Coexistence et confrontation des modèles agricoles et alimentaires : un nouveau paradigme du développement territorial ?
- Type de publication : Article de revue
- Revue : Systèmes alimentaires / Food Systems
2021, n° 6. varia - Auteur : Touzard (Jean-Marc)
- Pages : 321 à 325
- Revue : Systèmes alimentaires
Coexistence et confrontation
des modèles agricoles et alimentaires :
Un nouveau paradigme
du développement territorial ?
P. Gasselin, S. Lardon, C. Cerdan, S. Loudiyi, D. Sautier (coord.), J.D. van der Ploeg (préf.), Versailles, éditions Quae, 2021, 396 p. (Nature et société)
La question de la diversité des systèmes ou modèles agricoles et alimentaires continue de susciter des programmes de recherche et la publication d’ouvrages, car cette diversité se renouvelle, peut être abordée avec de nouveaux cadres d’analyse et, surtout, fait aujourd’hui débat pour affronter les grands enjeux auxquels font face partout dans le monde l’agriculture et l’alimentation. C’est la perspective que propose l’ouvrage de près de 400 pages coordonné par Pierre Gasselin, Sylvie Lardon, Claire Cerdan, Salma Loudiyi et Denis Sautier, en mettant l’accent sur les interactions et confrontations entre ces modèles et sur l’enjeu de la gouvernance de leur diversité à l’échelle des territoires.

★ ★ ★ ★ ★

Liste des tâches |
- A) Recopiez le passage de l'extrait situé entre « P. Gasselin, S. » et « l’échelle des territoires. », bornes comprises.
- B) Selon l'extrait, quelle maison d'édition publie l'ouvrage présenté ?
Les entrées forment un matériau distinct de l'extrait.

★ ★ ★ ★ ★

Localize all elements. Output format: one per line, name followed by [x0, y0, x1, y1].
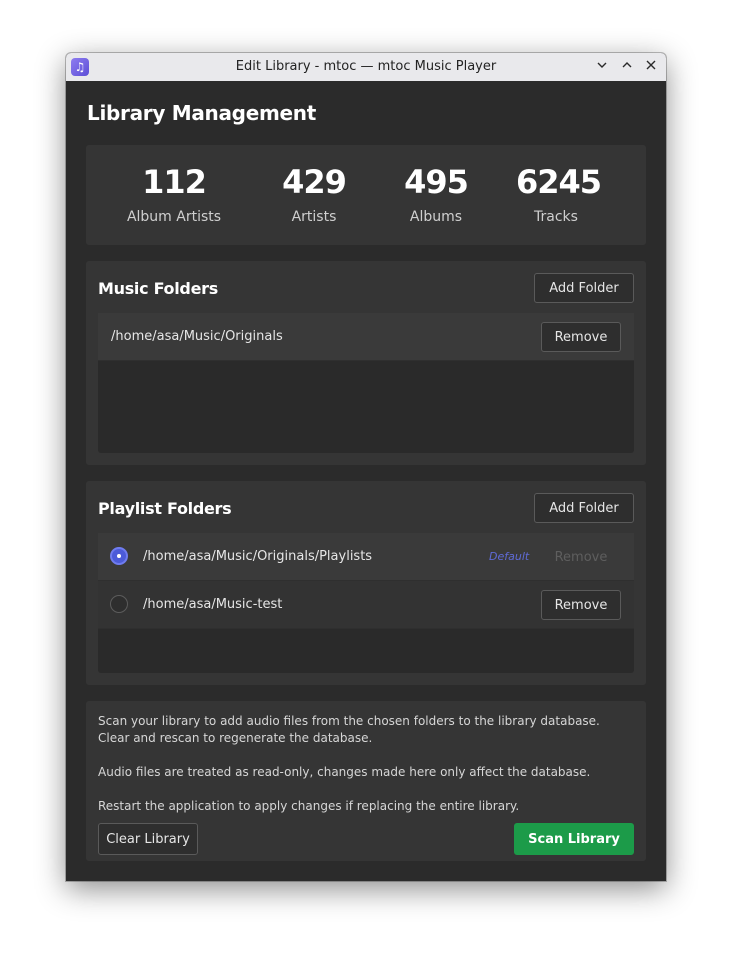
default-radio-selected[interactable]	[110, 547, 128, 565]
stat-label: Albums	[409, 209, 463, 225]
playlist-folders-panel: Playlist Folders Add Folder /home/asa/Mu…	[86, 481, 646, 685]
add-music-folder-button[interactable]: Add Folder	[534, 273, 634, 303]
music-folder-list[interactable]: /home/asa/Music/Originals Remove	[98, 313, 634, 453]
music-folders-panel: Music Folders Add Folder /home/asa/Music…	[86, 261, 646, 465]
stat-value: 495	[404, 163, 469, 201]
page-title: Library Management	[87, 101, 316, 125]
default-radio[interactable]	[110, 595, 128, 613]
music-folder-row[interactable]: /home/asa/Music/Originals Remove	[98, 313, 634, 361]
playlist-folders-title: Playlist Folders	[98, 499, 232, 518]
scan-panel: Scan your library to add audio files fro…	[86, 701, 646, 861]
close-icon	[646, 60, 656, 70]
minimize-button[interactable]	[592, 57, 612, 77]
remove-playlist-folder-button: Remove	[541, 542, 621, 572]
remove-playlist-folder-button[interactable]: Remove	[541, 590, 621, 620]
chevron-up-icon	[622, 62, 632, 68]
playlist-folder-row[interactable]: /home/asa/Music-test Remove	[98, 581, 634, 629]
restart-note: Restart the application to apply changes…	[98, 799, 520, 813]
chevron-down-icon	[597, 62, 607, 68]
stat-label: Album Artists	[126, 209, 222, 225]
folder-path: /home/asa/Music/Originals	[111, 329, 283, 344]
window-title: Edit Library - mtoc — mtoc Music Player	[235, 59, 497, 74]
music-folders-title: Music Folders	[98, 279, 218, 298]
scan-description: Scan your library to add audio files fro…	[98, 714, 600, 745]
clear-library-button[interactable]: Clear Library	[98, 823, 198, 855]
stat-value: 429	[282, 163, 347, 201]
stat-value: 6245	[516, 163, 602, 201]
read-only-note: Audio files are treated as read-only, ch…	[98, 765, 591, 779]
folder-path: /home/asa/Music-test	[143, 597, 283, 612]
playlist-folder-list[interactable]: /home/asa/Music/Originals/Playlists Defa…	[98, 533, 634, 673]
folder-path: /home/asa/Music/Originals/Playlists	[143, 549, 373, 564]
stat-value: 112	[142, 163, 207, 201]
library-stats-panel: 112 Album Artists 429 Artists 495 Albums…	[86, 145, 646, 245]
stat-label: Tracks	[534, 209, 578, 225]
title-bar[interactable]: ♫ Edit Library - mtoc — mtoc Music Playe…	[66, 53, 666, 82]
maximize-button[interactable]	[617, 57, 637, 77]
scan-library-button[interactable]: Scan Library	[514, 823, 634, 855]
edit-library-window: ♫ Edit Library - mtoc — mtoc Music Playe…	[66, 53, 666, 881]
stat-label: Artists	[291, 209, 337, 225]
content-area: Library Management 112 Album Artists 429…	[66, 81, 666, 881]
remove-music-folder-button[interactable]: Remove	[541, 322, 621, 352]
default-badge: Default	[489, 550, 530, 563]
add-playlist-folder-button[interactable]: Add Folder	[534, 493, 634, 523]
close-button[interactable]	[641, 57, 661, 77]
playlist-folder-row[interactable]: /home/asa/Music/Originals/Playlists Defa…	[98, 533, 634, 581]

★ ★ ★ ★ ★

Solutions complètes |
- A)
P. Gasselin, S. Lardon, C. Cerdan, S. Loudiyi, D. Sautier (coord.), J.D. van der Ploeg (préf.), Versailles, éditions Quae, 2021, 396 p. (Nature et société)
La question de la diversité des systèmes ou modèles agricoles et alimentaires continue de susciter des programmes de recherche et la publication d’ouvrages, car cette diversité se renouvelle, peut être abordée avec de nouveaux cadres d’analyse et, surtout, fait aujourd’hui débat pour affronter les grands enjeux auxquels font face partout dans le monde l’agriculture et l’alimentation. C’est la perspective que propose l’ouvrage de près de 400 pages coordonné par Pierre Gasselin, Sylvie Lardon, Claire Cerdan, Salma Loudiyi et Denis Sautier, en mettant l’accent sur les interactions et confrontations entre ces modèles et sur l’enjeu de la gouvernance de leur diversité à l’échelle des territoires.

- B) Les éditions Quae, à Versailles.